PROMPT: Bring together all lines of the material below that contain the string "open".

[Extracted data entries]
## BEGIN

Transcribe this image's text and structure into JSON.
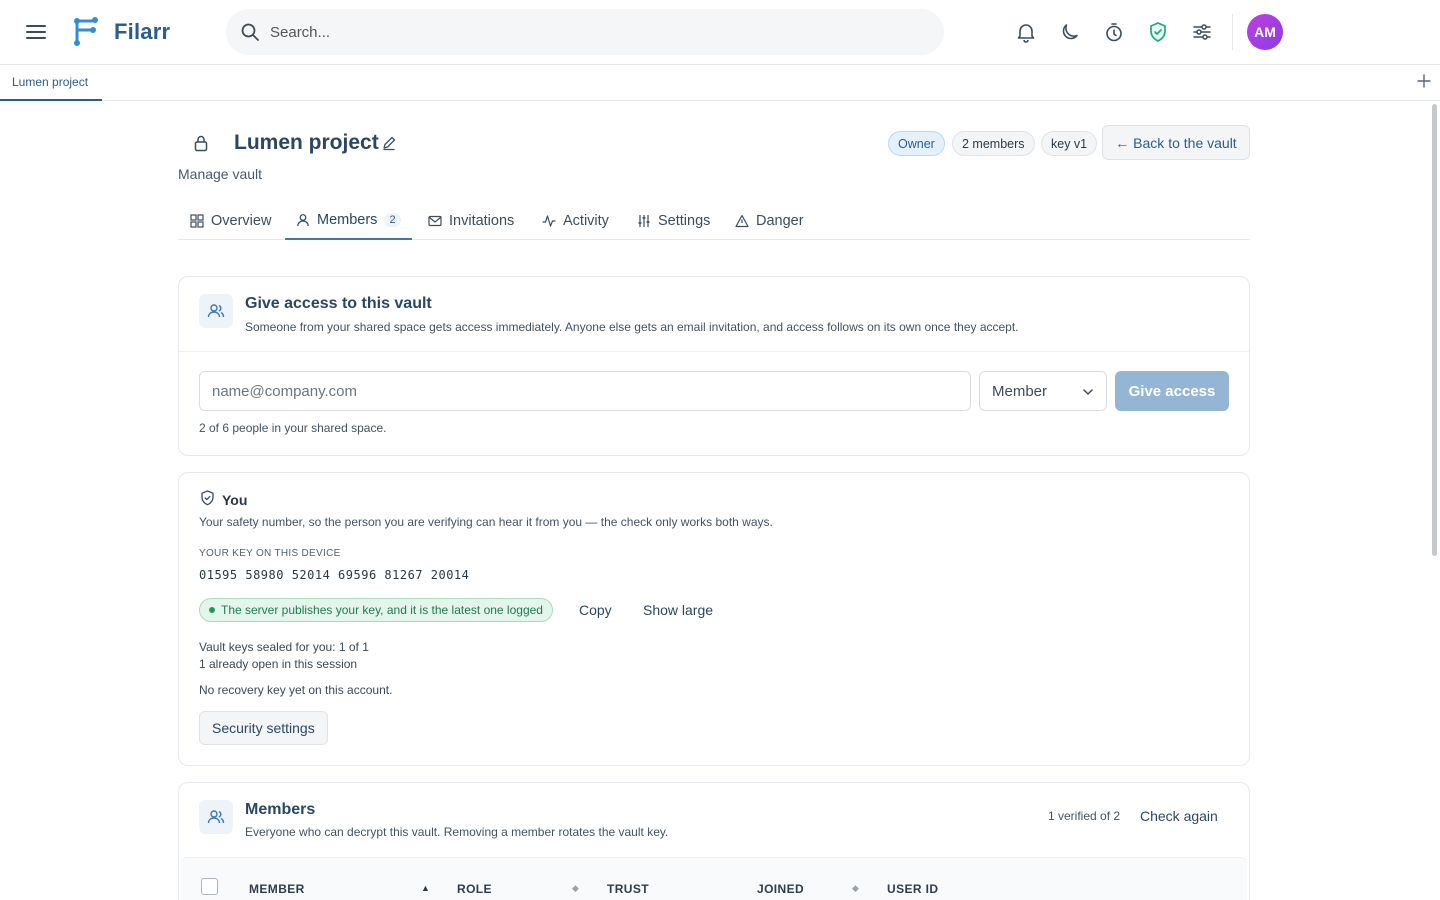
{
  "app": {
    "name": "Filarr"
  },
  "header": {
    "search_placeholder": "Search...",
    "avatar_initials": "AM"
  },
  "tabs": {
    "open": [
      "Lumen project"
    ]
  },
  "vault": {
    "title": "Lumen project",
    "subtitle": "Manage vault",
    "badges": {
      "role": "Owner",
      "members": "2 members",
      "key": "key v1"
    },
    "back_label": "← Back to the vault"
  },
  "section_tabs": [
    {
      "label": "Overview",
      "icon": "grid-icon"
    },
    {
      "label": "Members",
      "icon": "user-icon",
      "count": "2"
    },
    {
      "label": "Invitations",
      "icon": "mail-icon"
    },
    {
      "label": "Activity",
      "icon": "activity-icon"
    },
    {
      "label": "Settings",
      "icon": "sliders-icon"
    },
    {
      "label": "Danger",
      "icon": "warning-icon"
    }
  ],
  "give_access": {
    "title": "Give access to this vault",
    "description": "Someone from your shared space gets access immediately. Anyone else gets an email invitation, and access follows on its own once they accept.",
    "email_placeholder": "name@company.com",
    "role_selected": "Member",
    "button_label": "Give access",
    "hint": "2 of 6 people in your shared space."
  },
  "you": {
    "title": "You",
    "description": "Your safety number, so the person you are verifying can hear it from you — the check only works both ways.",
    "key_label": "YOUR KEY ON THIS DEVICE",
    "key_value": "01595 58980 52014 69596 81267 20014",
    "status": "The server publishes your key, and it is the latest one logged",
    "copy_label": "Copy",
    "show_large_label": "Show large",
    "sealed_line": "Vault keys sealed for you: 1 of 1",
    "open_line": "1 already open in this session",
    "recovery_line": "No recovery key yet on this account.",
    "security_button": "Security settings"
  },
  "members": {
    "title": "Members",
    "description": "Everyone who can decrypt this vault. Removing a member rotates the vault key.",
    "verified": "1 verified of 2",
    "check_again": "Check again",
    "columns": [
      "MEMBER",
      "ROLE",
      "TRUST",
      "JOINED",
      "USER ID"
    ]
  },
  "colors": {
    "accent": "#2c5d8a",
    "avatar": "#a33fe2",
    "success": "#1f7a4c",
    "shield": "#1fa97a"
  }
}
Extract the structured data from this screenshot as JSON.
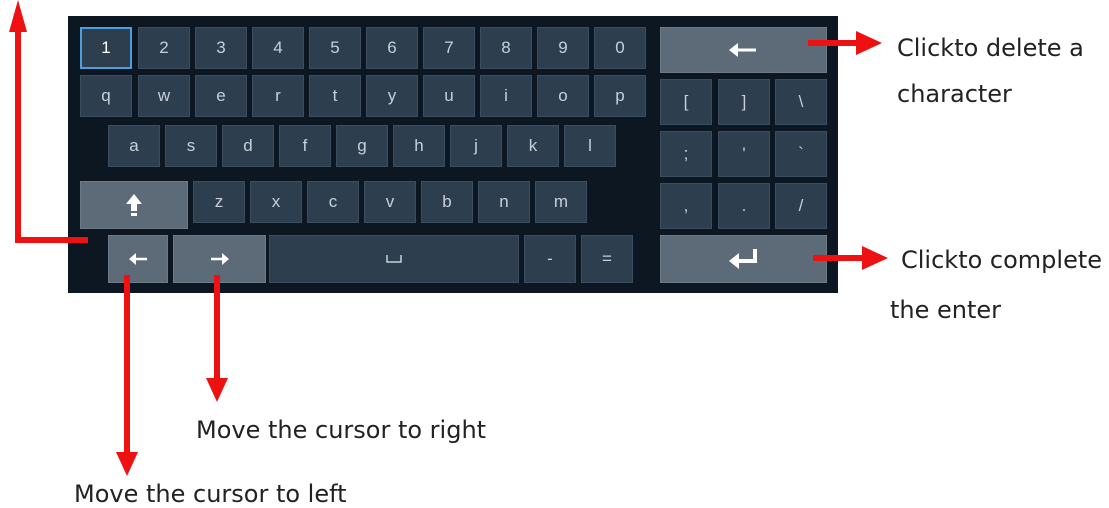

## END

FULL SOLUTION:
    "open": [
    "open_line": "1 already open in this session",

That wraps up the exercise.